* _YOUR OBJECTIVE_:
Find each line containing the string "Kertas". Copy it.

* _DATASET_:
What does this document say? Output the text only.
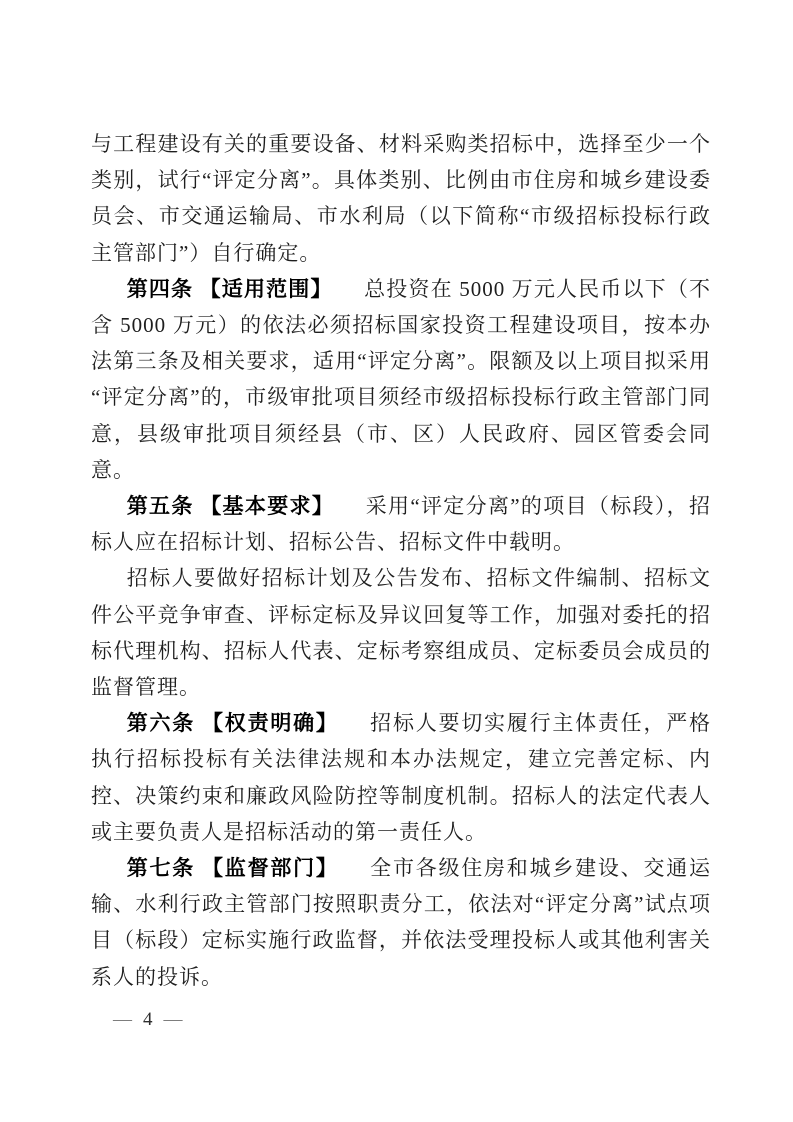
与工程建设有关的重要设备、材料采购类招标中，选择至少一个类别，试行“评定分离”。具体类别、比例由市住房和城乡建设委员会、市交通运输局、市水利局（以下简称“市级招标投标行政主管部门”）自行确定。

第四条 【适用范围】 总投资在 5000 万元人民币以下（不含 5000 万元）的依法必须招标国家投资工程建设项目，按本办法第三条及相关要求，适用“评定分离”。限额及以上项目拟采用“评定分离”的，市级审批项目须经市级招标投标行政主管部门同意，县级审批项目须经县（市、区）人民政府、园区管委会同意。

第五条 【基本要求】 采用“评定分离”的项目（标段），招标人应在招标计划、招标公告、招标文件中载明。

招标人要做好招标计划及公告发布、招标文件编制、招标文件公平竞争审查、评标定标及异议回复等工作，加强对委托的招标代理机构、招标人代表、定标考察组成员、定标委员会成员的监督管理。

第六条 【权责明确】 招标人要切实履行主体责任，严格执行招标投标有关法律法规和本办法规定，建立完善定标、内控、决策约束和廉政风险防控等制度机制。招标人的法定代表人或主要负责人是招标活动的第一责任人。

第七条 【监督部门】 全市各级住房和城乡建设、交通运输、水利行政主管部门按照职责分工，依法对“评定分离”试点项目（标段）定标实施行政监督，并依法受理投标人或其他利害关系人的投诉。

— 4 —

...

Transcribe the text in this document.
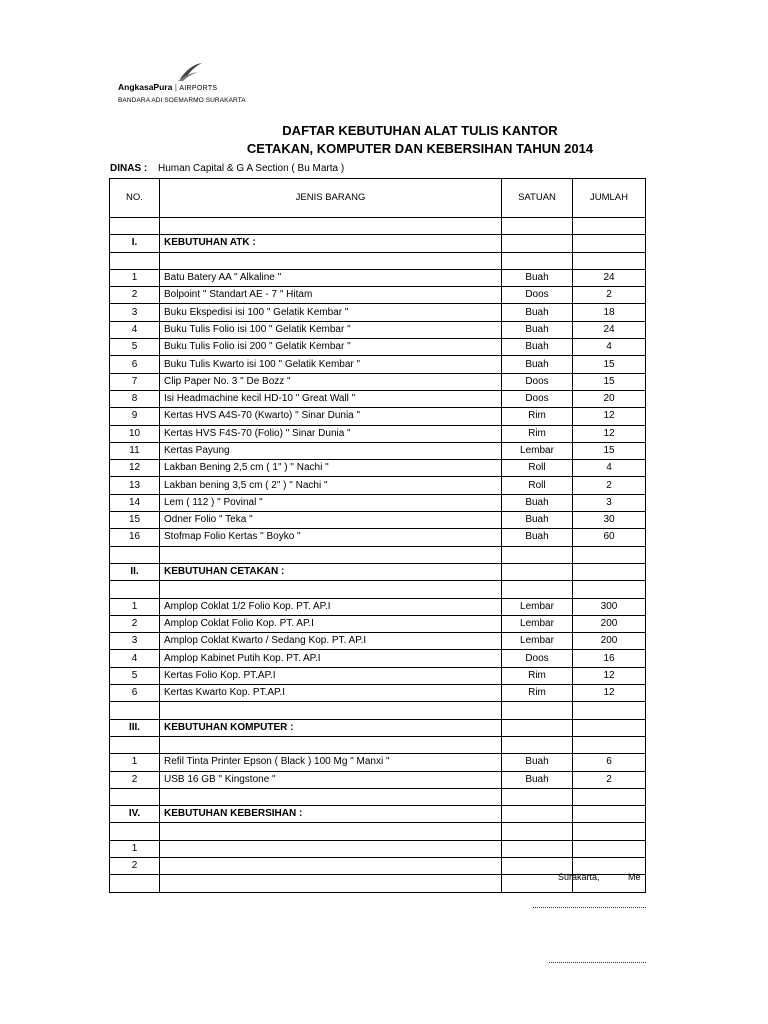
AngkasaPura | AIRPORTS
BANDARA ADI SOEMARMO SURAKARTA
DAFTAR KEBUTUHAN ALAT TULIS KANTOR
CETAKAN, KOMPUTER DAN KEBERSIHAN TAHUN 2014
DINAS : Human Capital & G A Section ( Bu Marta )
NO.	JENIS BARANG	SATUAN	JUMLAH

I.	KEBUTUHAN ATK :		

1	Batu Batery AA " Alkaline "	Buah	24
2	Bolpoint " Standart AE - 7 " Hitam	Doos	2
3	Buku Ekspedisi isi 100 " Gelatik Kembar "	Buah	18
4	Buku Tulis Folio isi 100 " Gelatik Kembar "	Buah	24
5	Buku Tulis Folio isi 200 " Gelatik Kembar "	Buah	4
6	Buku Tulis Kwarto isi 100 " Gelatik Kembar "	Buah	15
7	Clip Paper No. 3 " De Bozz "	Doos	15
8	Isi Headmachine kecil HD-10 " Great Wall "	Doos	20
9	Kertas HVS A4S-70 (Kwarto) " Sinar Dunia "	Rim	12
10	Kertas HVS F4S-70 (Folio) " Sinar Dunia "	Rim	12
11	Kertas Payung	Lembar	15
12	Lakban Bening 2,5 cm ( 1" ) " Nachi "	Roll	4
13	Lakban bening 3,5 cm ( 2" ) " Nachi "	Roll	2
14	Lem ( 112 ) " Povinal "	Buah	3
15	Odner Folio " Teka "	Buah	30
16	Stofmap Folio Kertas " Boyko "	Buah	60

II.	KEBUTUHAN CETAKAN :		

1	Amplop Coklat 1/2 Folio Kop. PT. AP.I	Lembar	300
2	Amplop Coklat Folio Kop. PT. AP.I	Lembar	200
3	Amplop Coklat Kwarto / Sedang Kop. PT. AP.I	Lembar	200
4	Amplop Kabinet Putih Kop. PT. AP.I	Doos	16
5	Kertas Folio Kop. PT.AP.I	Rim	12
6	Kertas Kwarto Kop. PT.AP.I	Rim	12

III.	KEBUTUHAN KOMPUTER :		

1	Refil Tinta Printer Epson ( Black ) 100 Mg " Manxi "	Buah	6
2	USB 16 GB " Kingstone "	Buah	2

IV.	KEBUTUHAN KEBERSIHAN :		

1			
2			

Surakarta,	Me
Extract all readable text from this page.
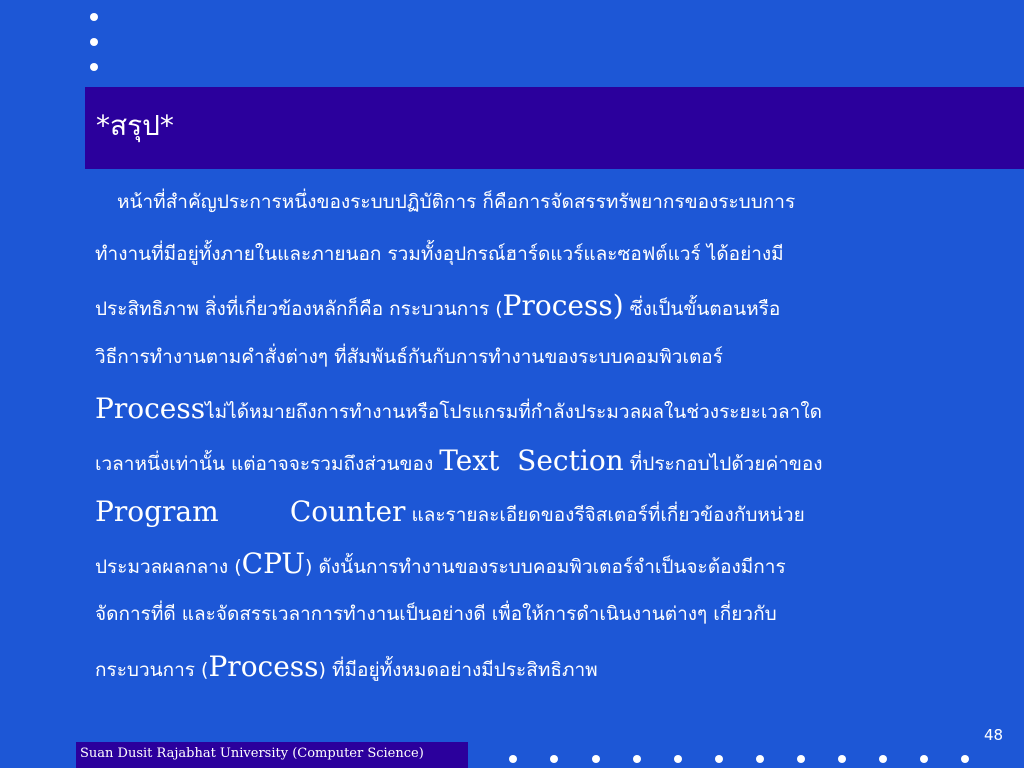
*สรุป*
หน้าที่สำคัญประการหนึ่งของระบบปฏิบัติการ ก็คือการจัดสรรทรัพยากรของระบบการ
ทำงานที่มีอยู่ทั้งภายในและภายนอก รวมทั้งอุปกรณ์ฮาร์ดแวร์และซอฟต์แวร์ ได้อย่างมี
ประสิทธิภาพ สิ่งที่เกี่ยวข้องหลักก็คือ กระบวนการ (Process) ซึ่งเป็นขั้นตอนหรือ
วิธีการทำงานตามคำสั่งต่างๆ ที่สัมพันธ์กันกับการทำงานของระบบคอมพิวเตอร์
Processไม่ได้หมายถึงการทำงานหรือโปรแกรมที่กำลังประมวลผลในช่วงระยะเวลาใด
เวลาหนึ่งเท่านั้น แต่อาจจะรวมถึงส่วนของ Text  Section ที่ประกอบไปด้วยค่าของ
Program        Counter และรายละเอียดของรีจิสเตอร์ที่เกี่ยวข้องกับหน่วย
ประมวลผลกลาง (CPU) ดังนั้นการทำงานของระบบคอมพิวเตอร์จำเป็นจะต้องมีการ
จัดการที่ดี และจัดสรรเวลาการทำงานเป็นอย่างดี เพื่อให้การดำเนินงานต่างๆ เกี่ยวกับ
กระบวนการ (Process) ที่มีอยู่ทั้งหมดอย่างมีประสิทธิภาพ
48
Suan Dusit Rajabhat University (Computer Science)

* _SOLUTION FOR THIS EXERCISE_:
9	Kertas HVS A4S-70 (Kwarto) " Sinar Dunia "	Rim	12
10	Kertas HVS F4S-70 (Folio) " Sinar Dunia "	Rim	12
11	Kertas Payung	Lembar	15
16	Stofmap Folio Kertas " Boyko "	Buah	60
5	Kertas Folio Kop. PT.AP.I	Rim	12
6	Kertas Kwarto Kop. PT.AP.I	Rim	12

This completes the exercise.